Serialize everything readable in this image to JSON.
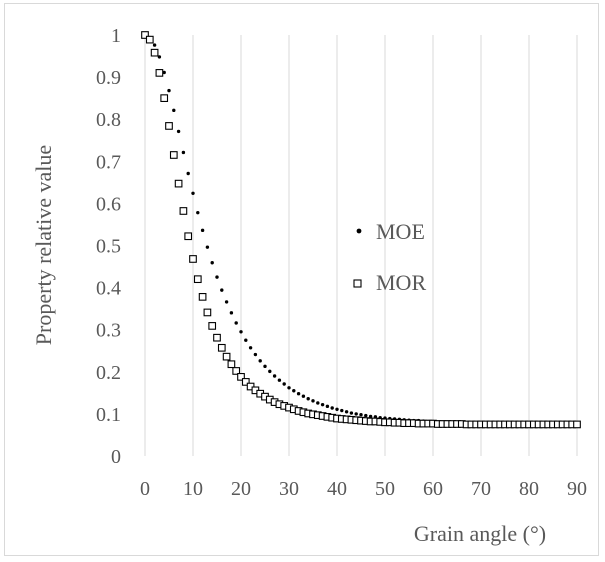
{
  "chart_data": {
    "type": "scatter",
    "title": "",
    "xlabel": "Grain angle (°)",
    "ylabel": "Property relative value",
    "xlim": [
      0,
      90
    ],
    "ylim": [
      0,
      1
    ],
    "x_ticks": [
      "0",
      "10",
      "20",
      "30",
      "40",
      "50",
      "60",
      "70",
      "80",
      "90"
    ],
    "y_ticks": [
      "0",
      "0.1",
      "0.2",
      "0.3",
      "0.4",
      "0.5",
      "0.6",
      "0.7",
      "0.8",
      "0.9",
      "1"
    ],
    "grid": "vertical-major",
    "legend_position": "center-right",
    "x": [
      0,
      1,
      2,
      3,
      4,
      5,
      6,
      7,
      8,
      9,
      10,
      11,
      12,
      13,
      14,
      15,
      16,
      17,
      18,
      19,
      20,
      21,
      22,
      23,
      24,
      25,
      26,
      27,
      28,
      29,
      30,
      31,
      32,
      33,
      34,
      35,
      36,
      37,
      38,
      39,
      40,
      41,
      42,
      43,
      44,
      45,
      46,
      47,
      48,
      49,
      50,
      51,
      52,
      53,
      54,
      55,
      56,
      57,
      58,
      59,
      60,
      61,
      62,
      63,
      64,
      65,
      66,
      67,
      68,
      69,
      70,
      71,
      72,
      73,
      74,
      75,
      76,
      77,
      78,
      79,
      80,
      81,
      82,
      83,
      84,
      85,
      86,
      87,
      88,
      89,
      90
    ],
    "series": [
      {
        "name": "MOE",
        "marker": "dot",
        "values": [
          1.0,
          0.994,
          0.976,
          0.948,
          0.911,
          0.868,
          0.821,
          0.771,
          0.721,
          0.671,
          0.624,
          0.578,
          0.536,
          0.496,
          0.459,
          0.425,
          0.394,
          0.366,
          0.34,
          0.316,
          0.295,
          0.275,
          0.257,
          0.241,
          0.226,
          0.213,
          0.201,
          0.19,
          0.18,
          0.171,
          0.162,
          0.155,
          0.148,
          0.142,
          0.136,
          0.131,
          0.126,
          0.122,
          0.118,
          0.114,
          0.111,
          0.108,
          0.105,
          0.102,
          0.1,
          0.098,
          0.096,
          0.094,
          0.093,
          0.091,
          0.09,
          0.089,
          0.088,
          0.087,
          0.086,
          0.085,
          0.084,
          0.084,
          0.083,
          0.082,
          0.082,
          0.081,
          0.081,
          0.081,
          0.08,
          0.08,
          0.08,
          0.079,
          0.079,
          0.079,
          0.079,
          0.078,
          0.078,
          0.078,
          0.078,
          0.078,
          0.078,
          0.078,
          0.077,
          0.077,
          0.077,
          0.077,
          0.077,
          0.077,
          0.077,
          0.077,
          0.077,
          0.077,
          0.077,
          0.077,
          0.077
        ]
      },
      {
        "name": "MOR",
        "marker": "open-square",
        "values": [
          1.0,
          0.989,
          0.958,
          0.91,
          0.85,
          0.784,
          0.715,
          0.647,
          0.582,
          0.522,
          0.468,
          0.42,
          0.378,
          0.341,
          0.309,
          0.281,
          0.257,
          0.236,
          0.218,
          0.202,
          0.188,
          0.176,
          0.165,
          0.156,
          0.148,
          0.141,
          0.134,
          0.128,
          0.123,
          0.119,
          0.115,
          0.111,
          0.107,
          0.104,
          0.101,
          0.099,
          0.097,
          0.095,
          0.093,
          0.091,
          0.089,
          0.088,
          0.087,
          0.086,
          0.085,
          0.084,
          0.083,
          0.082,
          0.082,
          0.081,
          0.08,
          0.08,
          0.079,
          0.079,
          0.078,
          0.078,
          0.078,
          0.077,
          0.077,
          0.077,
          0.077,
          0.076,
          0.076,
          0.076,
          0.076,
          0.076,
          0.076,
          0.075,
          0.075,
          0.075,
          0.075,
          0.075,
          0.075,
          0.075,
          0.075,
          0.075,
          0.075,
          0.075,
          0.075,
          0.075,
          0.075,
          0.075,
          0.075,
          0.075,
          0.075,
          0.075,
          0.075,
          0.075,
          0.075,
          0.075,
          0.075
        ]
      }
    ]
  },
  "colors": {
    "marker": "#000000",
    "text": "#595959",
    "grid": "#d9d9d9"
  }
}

################

SHORT TASK
Reproduce each entry precisely, dropping only the pictures.

FINAL ANSWER
Serialize everything readable in this image to JSON.
{
  "chart_data": {
    "type": "scatter",
    "title": "",
    "xlabel": "Grain angle (°)",
    "ylabel": "Property relative value",
    "xlim": [
      0,
      90
    ],
    "ylim": [
      0,
      1
    ],
    "x_ticks": [
      "0",
      "10",
      "20",
      "30",
      "40",
      "50",
      "60",
      "70",
      "80",
      "90"
    ],
    "y_ticks": [
      "0",
      "0.1",
      "0.2",
      "0.3",
      "0.4",
      "0.5",
      "0.6",
      "0.7",
      "0.8",
      "0.9",
      "1"
    ],
    "grid": "vertical-major",
    "legend_position": "center-right",
    "x": [
      0,
      1,
      2,
      3,
      4,
      5,
      6,
      7,
      8,
      9,
      10,
      11,
      12,
      13,
      14,
      15,
      16,
      17,
      18,
      19,
      20,
      21,
      22,
      23,
      24,
      25,
      26,
      27,
      28,
      29,
      30,
      31,
      32,
      33,
      34,
      35,
      36,
      37,
      38,
      39,
      40,
      41,
      42,
      43,
      44,
      45,
      46,
      47,
      48,
      49,
      50,
      51,
      52,
      53,
      54,
      55,
      56,
      57,
      58,
      59,
      60,
      61,
      62,
      63,
      64,
      65,
      66,
      67,
      68,
      69,
      70,
      71,
      72,
      73,
      74,
      75,
      76,
      77,
      78,
      79,
      80,
      81,
      82,
      83,
      84,
      85,
      86,
      87,
      88,
      89,
      90
    ],
    "series": [
      {
        "name": "MOE",
        "marker": "dot",
        "values": [
          1.0,
          0.994,
          0.976,
          0.948,
          0.911,
          0.868,
          0.821,
          0.771,
          0.721,
          0.671,
          0.624,
          0.578,
          0.536,
          0.496,
          0.459,
          0.425,
          0.394,
          0.366,
          0.34,
          0.316,
          0.295,
          0.275,
          0.257,
          0.241,
          0.226,
          0.213,
          0.201,
          0.19,
          0.18,
          0.171,
          0.162,
          0.155,
          0.148,
          0.142,
          0.136,
          0.131,
          0.126,
          0.122,
          0.118,
          0.114,
          0.111,
          0.108,
          0.105,
          0.102,
          0.1,
          0.098,
          0.096,
          0.094,
          0.093,
          0.091,
          0.09,
          0.089,
          0.088,
          0.087,
          0.086,
          0.085,
          0.084,
          0.084,
          0.083,
          0.082,
          0.082,
          0.081,
          0.081,
          0.081,
          0.08,
          0.08,
          0.08,
          0.079,
          0.079,
          0.079,
          0.079,
          0.078,
          0.078,
          0.078,
          0.078,
          0.078,
          0.078,
          0.078,
          0.077,
          0.077,
          0.077,
          0.077,
          0.077,
          0.077,
          0.077,
          0.077,
          0.077,
          0.077,
          0.077,
          0.077,
          0.077
        ]
      },
      {
        "name": "MOR",
        "marker": "open-square",
        "values": [
          1.0,
          0.989,
          0.958,
          0.91,
          0.85,
          0.784,
          0.715,
          0.647,
          0.582,
          0.522,
          0.468,
          0.42,
          0.378,
          0.341,
          0.309,
          0.281,
          0.257,
          0.236,
          0.218,
          0.202,
          0.188,
          0.176,
          0.165,
          0.156,
          0.148,
          0.141,
          0.134,
          0.128,
          0.123,
          0.119,
          0.115,
          0.111,
          0.107,
          0.104,
          0.101,
          0.099,
          0.097,
          0.095,
          0.093,
          0.091,
          0.089,
          0.088,
          0.087,
          0.086,
          0.085,
          0.084,
          0.083,
          0.082,
          0.082,
          0.081,
          0.08,
          0.08,
          0.079,
          0.079,
          0.078,
          0.078,
          0.078,
          0.077,
          0.077,
          0.077,
          0.077,
          0.076,
          0.076,
          0.076,
          0.076,
          0.076,
          0.076,
          0.075,
          0.075,
          0.075,
          0.075,
          0.075,
          0.075,
          0.075,
          0.075,
          0.075,
          0.075,
          0.075,
          0.075,
          0.075,
          0.075,
          0.075,
          0.075,
          0.075,
          0.075,
          0.075,
          0.075,
          0.075,
          0.075,
          0.075,
          0.075
        ]
      }
    ]
  },
  "colors": {
    "marker": "#000000",
    "text": "#595959",
    "grid": "#d9d9d9"
  }
}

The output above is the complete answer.